JOB:
Repeat each line exactly as it is written.

Some records
- - -
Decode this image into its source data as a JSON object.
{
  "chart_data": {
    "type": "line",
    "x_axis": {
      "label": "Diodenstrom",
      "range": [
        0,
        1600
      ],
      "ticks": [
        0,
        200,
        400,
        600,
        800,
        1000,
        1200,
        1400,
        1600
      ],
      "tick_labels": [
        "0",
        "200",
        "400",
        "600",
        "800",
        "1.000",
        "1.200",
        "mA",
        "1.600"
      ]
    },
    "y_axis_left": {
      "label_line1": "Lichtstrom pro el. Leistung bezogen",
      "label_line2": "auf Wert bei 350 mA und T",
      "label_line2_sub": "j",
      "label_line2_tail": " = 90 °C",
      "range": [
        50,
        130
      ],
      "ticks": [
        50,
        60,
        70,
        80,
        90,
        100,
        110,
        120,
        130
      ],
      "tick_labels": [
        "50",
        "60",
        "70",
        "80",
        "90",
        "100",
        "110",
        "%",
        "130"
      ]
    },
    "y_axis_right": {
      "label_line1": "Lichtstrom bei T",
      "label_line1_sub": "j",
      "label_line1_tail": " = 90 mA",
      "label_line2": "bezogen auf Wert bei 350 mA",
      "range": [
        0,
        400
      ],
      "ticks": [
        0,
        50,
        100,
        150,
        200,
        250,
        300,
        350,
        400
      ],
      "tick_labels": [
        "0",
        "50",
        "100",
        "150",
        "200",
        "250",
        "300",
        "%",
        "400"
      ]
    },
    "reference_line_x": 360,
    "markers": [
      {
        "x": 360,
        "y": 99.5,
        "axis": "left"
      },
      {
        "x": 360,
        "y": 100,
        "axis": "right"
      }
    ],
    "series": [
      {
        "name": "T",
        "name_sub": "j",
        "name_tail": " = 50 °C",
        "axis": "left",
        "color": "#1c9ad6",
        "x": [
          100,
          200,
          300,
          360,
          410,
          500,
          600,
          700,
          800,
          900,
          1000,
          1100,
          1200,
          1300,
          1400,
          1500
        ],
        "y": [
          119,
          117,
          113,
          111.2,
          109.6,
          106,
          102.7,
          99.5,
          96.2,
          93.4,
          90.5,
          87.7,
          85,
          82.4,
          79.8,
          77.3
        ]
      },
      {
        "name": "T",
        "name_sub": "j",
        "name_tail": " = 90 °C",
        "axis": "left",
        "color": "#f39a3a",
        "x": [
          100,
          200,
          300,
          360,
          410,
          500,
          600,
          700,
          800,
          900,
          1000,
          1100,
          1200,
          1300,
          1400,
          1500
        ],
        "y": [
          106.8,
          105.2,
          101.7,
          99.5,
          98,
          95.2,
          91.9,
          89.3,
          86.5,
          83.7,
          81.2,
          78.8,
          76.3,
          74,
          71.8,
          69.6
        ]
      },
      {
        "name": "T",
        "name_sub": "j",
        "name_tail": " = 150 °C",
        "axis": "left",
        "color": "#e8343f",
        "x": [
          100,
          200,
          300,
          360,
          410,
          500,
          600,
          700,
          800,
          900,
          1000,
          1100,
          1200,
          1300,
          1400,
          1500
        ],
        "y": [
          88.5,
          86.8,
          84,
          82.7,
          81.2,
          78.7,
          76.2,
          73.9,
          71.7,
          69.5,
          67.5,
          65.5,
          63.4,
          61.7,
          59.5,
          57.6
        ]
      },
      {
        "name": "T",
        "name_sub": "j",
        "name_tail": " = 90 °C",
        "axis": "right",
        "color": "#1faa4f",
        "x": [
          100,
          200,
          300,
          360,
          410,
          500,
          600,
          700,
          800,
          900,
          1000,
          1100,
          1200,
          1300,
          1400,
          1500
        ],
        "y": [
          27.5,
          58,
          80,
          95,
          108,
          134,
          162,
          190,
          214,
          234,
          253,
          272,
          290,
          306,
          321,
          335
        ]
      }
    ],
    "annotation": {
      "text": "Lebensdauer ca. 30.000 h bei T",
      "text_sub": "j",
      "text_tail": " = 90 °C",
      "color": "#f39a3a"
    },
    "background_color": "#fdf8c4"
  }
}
- - -
ANSWER TO THIS PROBLEM:
Decode this image into its source data as a JSON object.
{
  "chart_data": {
    "type": "line",
    "x_axis": {
      "label": "Diodenstrom",
      "range": [
        0,
        1600
      ],
      "ticks": [
        0,
        200,
        400,
        600,
        800,
        1000,
        1200,
        1400,
        1600
      ],
      "tick_labels": [
        "0",
        "200",
        "400",
        "600",
        "800",
        "1.000",
        "1.200",
        "mA",
        "1.600"
      ]
    },
    "y_axis_left": {
      "label_line1": "Lichtstrom pro el. Leistung bezogen",
      "label_line2": "auf Wert bei 350 mA und T",
      "label_line2_sub": "j",
      "label_line2_tail": " = 90 °C",
      "range": [
        50,
        130
      ],
      "ticks": [
        50,
        60,
        70,
        80,
        90,
        100,
        110,
        120,
        130
      ],
      "tick_labels": [
        "50",
        "60",
        "70",
        "80",
        "90",
        "100",
        "110",
        "%",
        "130"
      ]
    },
    "y_axis_right": {
      "label_line1": "Lichtstrom bei T",
      "label_line1_sub": "j",
      "label_line1_tail": " = 90 mA",
      "label_line2": "bezogen auf Wert bei 350 mA",
      "range": [
        0,
        400
      ],
      "ticks": [
        0,
        50,
        100,
        150,
        200,
        250,
        300,
        350,
        400
      ],
      "tick_labels": [
        "0",
        "50",
        "100",
        "150",
        "200",
        "250",
        "300",
        "%",
        "400"
      ]
    },
    "reference_line_x": 360,
    "markers": [
      {
        "x": 360,
        "y": 99.5,
        "axis": "left"
      },
      {
        "x": 360,
        "y": 100,
        "axis": "right"
      }
    ],
    "series": [
      {
        "name": "T",
        "name_sub": "j",
        "name_tail": " = 50 °C",
        "axis": "left",
        "color": "#1c9ad6",
        "x": [
          100,
          200,
          300,
          360,
          410,
          500,
          600,
          700,
          800,
          900,
          1000,
          1100,
          1200,
          1300,
          1400,
          1500
        ],
        "y": [
          119,
          117,
          113,
          111.2,
          109.6,
          106,
          102.7,
          99.5,
          96.2,
          93.4,
          90.5,
          87.7,
          85,
          82.4,
          79.8,
          77.3
        ]
      },
      {
        "name": "T",
        "name_sub": "j",
        "name_tail": " = 90 °C",
        "axis": "left",
        "color": "#f39a3a",
        "x": [
          100,
          200,
          300,
          360,
          410,
          500,
          600,
          700,
          800,
          900,
          1000,
          1100,
          1200,
          1300,
          1400,
          1500
        ],
        "y": [
          106.8,
          105.2,
          101.7,
          99.5,
          98,
          95.2,
          91.9,
          89.3,
          86.5,
          83.7,
          81.2,
          78.8,
          76.3,
          74,
          71.8,
          69.6
        ]
      },
      {
        "name": "T",
        "name_sub": "j",
        "name_tail": " = 150 °C",
        "axis": "left",
        "color": "#e8343f",
        "x": [
          100,
          200,
          300,
          360,
          410,
          500,
          600,
          700,
          800,
          900,
          1000,
          1100,
          1200,
          1300,
          1400,
          1500
        ],
        "y": [
          88.5,
          86.8,
          84,
          82.7,
          81.2,
          78.7,
          76.2,
          73.9,
          71.7,
          69.5,
          67.5,
          65.5,
          63.4,
          61.7,
          59.5,
          57.6
        ]
      },
      {
        "name": "T",
        "name_sub": "j",
        "name_tail": " = 90 °C",
        "axis": "right",
        "color": "#1faa4f",
        "x": [
          100,
          200,
          300,
          360,
          410,
          500,
          600,
          700,
          800,
          900,
          1000,
          1100,
          1200,
          1300,
          1400,
          1500
        ],
        "y": [
          27.5,
          58,
          80,
          95,
          108,
          134,
          162,
          190,
          214,
          234,
          253,
          272,
          290,
          306,
          321,
          335
        ]
      }
    ],
    "annotation": {
      "text": "Lebensdauer ca. 30.000 h bei T",
      "text_sub": "j",
      "text_tail": " = 90 °C",
      "color": "#f39a3a"
    },
    "background_color": "#fdf8c4"
  }
}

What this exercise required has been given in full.